◆ RECORD EXTRACTS:
══════
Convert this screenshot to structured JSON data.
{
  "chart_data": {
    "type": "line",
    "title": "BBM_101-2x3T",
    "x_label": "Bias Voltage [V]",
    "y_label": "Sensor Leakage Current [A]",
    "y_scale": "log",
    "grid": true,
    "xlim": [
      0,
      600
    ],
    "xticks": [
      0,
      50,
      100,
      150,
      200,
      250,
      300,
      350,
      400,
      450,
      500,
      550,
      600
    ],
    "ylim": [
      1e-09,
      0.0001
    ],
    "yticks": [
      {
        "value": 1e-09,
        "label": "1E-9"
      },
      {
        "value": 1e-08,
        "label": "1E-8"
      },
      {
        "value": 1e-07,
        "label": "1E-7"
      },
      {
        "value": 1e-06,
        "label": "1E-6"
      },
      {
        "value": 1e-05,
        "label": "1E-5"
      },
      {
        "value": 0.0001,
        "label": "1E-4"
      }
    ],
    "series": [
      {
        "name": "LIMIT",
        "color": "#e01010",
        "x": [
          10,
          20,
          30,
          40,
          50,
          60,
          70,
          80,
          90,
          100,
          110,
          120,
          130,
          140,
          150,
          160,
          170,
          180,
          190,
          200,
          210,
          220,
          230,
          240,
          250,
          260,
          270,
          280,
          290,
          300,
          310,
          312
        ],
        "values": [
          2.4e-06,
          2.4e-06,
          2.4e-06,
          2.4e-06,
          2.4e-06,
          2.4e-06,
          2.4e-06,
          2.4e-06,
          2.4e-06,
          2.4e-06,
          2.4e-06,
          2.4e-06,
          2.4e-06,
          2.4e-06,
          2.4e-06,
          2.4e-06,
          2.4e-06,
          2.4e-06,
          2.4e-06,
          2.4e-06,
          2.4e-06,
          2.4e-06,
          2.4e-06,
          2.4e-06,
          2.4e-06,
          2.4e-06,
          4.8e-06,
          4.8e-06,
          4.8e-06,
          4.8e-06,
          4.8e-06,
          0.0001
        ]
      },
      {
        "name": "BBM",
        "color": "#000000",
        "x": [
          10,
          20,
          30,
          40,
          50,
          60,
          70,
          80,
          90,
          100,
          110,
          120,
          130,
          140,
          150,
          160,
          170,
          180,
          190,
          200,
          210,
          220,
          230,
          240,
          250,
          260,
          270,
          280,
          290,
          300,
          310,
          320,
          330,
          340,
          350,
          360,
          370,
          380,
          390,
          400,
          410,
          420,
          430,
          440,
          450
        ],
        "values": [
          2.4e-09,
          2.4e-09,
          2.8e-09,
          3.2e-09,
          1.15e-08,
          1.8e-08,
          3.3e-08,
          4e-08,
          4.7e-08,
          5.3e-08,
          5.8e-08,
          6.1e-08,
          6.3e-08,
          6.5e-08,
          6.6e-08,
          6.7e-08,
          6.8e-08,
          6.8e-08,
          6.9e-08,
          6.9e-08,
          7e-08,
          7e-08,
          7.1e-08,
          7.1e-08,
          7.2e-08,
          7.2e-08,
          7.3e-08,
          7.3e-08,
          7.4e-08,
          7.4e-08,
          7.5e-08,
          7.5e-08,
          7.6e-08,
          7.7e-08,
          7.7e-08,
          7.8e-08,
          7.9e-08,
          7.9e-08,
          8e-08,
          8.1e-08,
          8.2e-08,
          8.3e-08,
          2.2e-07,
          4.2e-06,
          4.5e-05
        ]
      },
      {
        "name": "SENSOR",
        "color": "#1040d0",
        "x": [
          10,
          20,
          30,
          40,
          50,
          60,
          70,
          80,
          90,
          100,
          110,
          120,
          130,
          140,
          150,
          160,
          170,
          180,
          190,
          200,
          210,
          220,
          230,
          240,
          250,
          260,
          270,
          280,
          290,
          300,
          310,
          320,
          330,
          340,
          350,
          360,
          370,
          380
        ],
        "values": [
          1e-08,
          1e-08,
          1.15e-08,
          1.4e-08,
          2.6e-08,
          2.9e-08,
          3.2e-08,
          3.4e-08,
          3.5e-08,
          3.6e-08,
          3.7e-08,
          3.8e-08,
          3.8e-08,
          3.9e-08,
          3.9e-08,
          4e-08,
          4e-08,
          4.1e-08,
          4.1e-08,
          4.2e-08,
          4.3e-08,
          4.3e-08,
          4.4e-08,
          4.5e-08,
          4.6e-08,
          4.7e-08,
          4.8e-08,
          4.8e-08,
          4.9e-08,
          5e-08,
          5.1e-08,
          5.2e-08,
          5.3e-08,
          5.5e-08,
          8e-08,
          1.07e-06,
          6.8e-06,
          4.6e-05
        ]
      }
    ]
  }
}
══════
◆ GOAL OF THE EXERCISE:
Reproduce all of the material above word for word.

◆ REPLY TO THE EXERCISE:
Convert this screenshot to structured JSON data.
{
  "chart_data": {
    "type": "line",
    "title": "BBM_101-2x3T",
    "x_label": "Bias Voltage [V]",
    "y_label": "Sensor Leakage Current [A]",
    "y_scale": "log",
    "grid": true,
    "xlim": [
      0,
      600
    ],
    "xticks": [
      0,
      50,
      100,
      150,
      200,
      250,
      300,
      350,
      400,
      450,
      500,
      550,
      600
    ],
    "ylim": [
      1e-09,
      0.0001
    ],
    "yticks": [
      {
        "value": 1e-09,
        "label": "1E-9"
      },
      {
        "value": 1e-08,
        "label": "1E-8"
      },
      {
        "value": 1e-07,
        "label": "1E-7"
      },
      {
        "value": 1e-06,
        "label": "1E-6"
      },
      {
        "value": 1e-05,
        "label": "1E-5"
      },
      {
        "value": 0.0001,
        "label": "1E-4"
      }
    ],
    "series": [
      {
        "name": "LIMIT",
        "color": "#e01010",
        "x": [
          10,
          20,
          30,
          40,
          50,
          60,
          70,
          80,
          90,
          100,
          110,
          120,
          130,
          140,
          150,
          160,
          170,
          180,
          190,
          200,
          210,
          220,
          230,
          240,
          250,
          260,
          270,
          280,
          290,
          300,
          310,
          312
        ],
        "values": [
          2.4e-06,
          2.4e-06,
          2.4e-06,
          2.4e-06,
          2.4e-06,
          2.4e-06,
          2.4e-06,
          2.4e-06,
          2.4e-06,
          2.4e-06,
          2.4e-06,
          2.4e-06,
          2.4e-06,
          2.4e-06,
          2.4e-06,
          2.4e-06,
          2.4e-06,
          2.4e-06,
          2.4e-06,
          2.4e-06,
          2.4e-06,
          2.4e-06,
          2.4e-06,
          2.4e-06,
          2.4e-06,
          2.4e-06,
          4.8e-06,
          4.8e-06,
          4.8e-06,
          4.8e-06,
          4.8e-06,
          0.0001
        ]
      },
      {
        "name": "BBM",
        "color": "#000000",
        "x": [
          10,
          20,
          30,
          40,
          50,
          60,
          70,
          80,
          90,
          100,
          110,
          120,
          130,
          140,
          150,
          160,
          170,
          180,
          190,
          200,
          210,
          220,
          230,
          240,
          250,
          260,
          270,
          280,
          290,
          300,
          310,
          320,
          330,
          340,
          350,
          360,
          370,
          380,
          390,
          400,
          410,
          420,
          430,
          440,
          450
        ],
        "values": [
          2.4e-09,
          2.4e-09,
          2.8e-09,
          3.2e-09,
          1.15e-08,
          1.8e-08,
          3.3e-08,
          4e-08,
          4.7e-08,
          5.3e-08,
          5.8e-08,
          6.1e-08,
          6.3e-08,
          6.5e-08,
          6.6e-08,
          6.7e-08,
          6.8e-08,
          6.8e-08,
          6.9e-08,
          6.9e-08,
          7e-08,
          7e-08,
          7.1e-08,
          7.1e-08,
          7.2e-08,
          7.2e-08,
          7.3e-08,
          7.3e-08,
          7.4e-08,
          7.4e-08,
          7.5e-08,
          7.5e-08,
          7.6e-08,
          7.7e-08,
          7.7e-08,
          7.8e-08,
          7.9e-08,
          7.9e-08,
          8e-08,
          8.1e-08,
          8.2e-08,
          8.3e-08,
          2.2e-07,
          4.2e-06,
          4.5e-05
        ]
      },
      {
        "name": "SENSOR",
        "color": "#1040d0",
        "x": [
          10,
          20,
          30,
          40,
          50,
          60,
          70,
          80,
          90,
          100,
          110,
          120,
          130,
          140,
          150,
          160,
          170,
          180,
          190,
          200,
          210,
          220,
          230,
          240,
          250,
          260,
          270,
          280,
          290,
          300,
          310,
          320,
          330,
          340,
          350,
          360,
          370,
          380
        ],
        "values": [
          1e-08,
          1e-08,
          1.15e-08,
          1.4e-08,
          2.6e-08,
          2.9e-08,
          3.2e-08,
          3.4e-08,
          3.5e-08,
          3.6e-08,
          3.7e-08,
          3.8e-08,
          3.8e-08,
          3.9e-08,
          3.9e-08,
          4e-08,
          4e-08,
          4.1e-08,
          4.1e-08,
          4.2e-08,
          4.3e-08,
          4.3e-08,
          4.4e-08,
          4.5e-08,
          4.6e-08,
          4.7e-08,
          4.8e-08,
          4.8e-08,
          4.9e-08,
          5e-08,
          5.1e-08,
          5.2e-08,
          5.3e-08,
          5.5e-08,
          8e-08,
          1.07e-06,
          6.8e-06,
          4.6e-05
        ]
      }
    ]
  }
}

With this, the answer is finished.